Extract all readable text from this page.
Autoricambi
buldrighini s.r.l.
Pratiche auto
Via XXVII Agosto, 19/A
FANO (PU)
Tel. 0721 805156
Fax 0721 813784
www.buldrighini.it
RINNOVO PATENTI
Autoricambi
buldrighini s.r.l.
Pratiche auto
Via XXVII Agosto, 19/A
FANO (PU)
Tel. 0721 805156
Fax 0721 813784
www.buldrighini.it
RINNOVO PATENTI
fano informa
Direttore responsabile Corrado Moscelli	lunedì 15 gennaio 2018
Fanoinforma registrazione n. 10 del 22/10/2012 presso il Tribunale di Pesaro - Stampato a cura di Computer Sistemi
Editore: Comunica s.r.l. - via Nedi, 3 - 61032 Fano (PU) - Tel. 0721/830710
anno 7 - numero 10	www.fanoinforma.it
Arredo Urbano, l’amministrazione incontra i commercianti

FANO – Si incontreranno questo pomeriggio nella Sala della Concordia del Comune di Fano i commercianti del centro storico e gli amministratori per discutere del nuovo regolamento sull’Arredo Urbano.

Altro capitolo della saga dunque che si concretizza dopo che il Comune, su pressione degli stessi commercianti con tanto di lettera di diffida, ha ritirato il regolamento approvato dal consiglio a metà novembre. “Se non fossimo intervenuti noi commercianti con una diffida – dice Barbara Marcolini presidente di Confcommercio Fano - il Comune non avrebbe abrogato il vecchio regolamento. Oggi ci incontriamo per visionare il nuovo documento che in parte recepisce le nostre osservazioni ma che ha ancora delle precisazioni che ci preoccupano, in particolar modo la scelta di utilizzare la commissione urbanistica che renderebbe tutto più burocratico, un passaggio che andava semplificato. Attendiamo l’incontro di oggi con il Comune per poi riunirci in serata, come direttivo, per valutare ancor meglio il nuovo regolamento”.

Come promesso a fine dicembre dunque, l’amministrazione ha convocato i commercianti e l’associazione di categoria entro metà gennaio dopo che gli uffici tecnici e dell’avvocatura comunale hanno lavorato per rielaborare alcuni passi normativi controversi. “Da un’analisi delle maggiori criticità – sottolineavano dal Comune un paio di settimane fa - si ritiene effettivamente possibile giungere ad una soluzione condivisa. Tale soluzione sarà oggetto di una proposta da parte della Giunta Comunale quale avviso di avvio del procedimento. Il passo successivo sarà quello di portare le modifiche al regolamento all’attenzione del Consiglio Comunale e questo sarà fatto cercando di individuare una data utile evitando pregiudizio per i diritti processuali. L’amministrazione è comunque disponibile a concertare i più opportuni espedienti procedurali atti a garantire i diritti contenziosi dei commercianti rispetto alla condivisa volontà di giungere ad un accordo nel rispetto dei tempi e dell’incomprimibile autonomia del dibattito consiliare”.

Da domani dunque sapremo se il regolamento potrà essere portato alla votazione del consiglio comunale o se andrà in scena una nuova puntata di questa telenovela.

# # #

• Task statement: From the entries above, list each line with "Urbano" in it.

• Solution to this task:
Arredo Urbano, l’amministrazione incontra i commercianti
FANO – Si incontreranno questo pomeriggio nella Sala della Concordia del Comune di Fano i commercianti del centro storico e gli amministratori per discutere del nuovo regolamento sull’Arredo Urbano.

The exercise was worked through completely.